# Start of RECORDS SUPPLIED
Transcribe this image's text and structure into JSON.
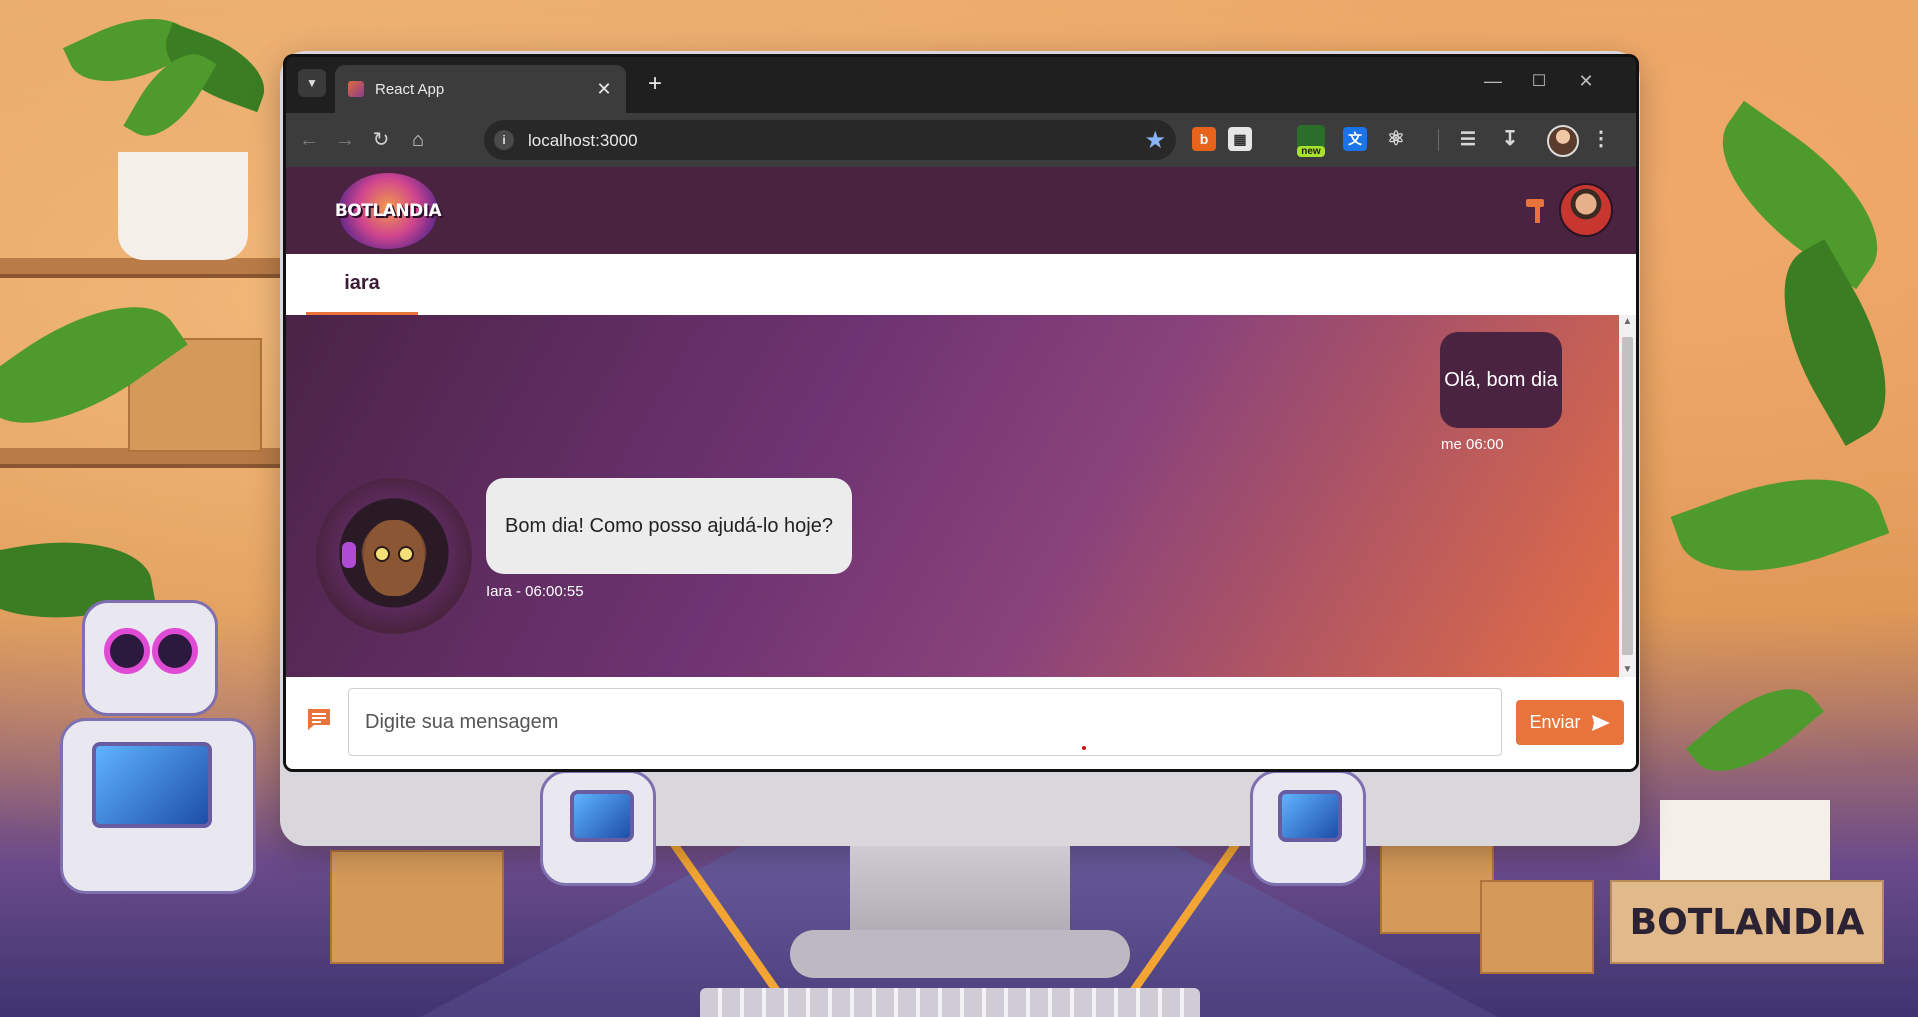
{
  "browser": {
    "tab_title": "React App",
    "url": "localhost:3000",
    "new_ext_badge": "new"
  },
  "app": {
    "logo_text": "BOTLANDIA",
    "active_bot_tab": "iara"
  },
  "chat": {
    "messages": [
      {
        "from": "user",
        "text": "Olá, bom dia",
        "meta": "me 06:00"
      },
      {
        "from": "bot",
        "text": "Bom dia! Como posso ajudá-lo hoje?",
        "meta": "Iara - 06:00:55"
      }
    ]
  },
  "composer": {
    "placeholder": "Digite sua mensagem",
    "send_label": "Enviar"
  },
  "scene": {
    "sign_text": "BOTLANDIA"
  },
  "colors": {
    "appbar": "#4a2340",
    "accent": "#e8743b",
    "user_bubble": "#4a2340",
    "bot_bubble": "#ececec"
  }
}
# End of RECORDS SUPPLIED
__CHALLENGE__: Within the entries above, work out how many lines contain the word "BOTLANDIA". The number alone is the answer.

__COMPLETED TASK__: 2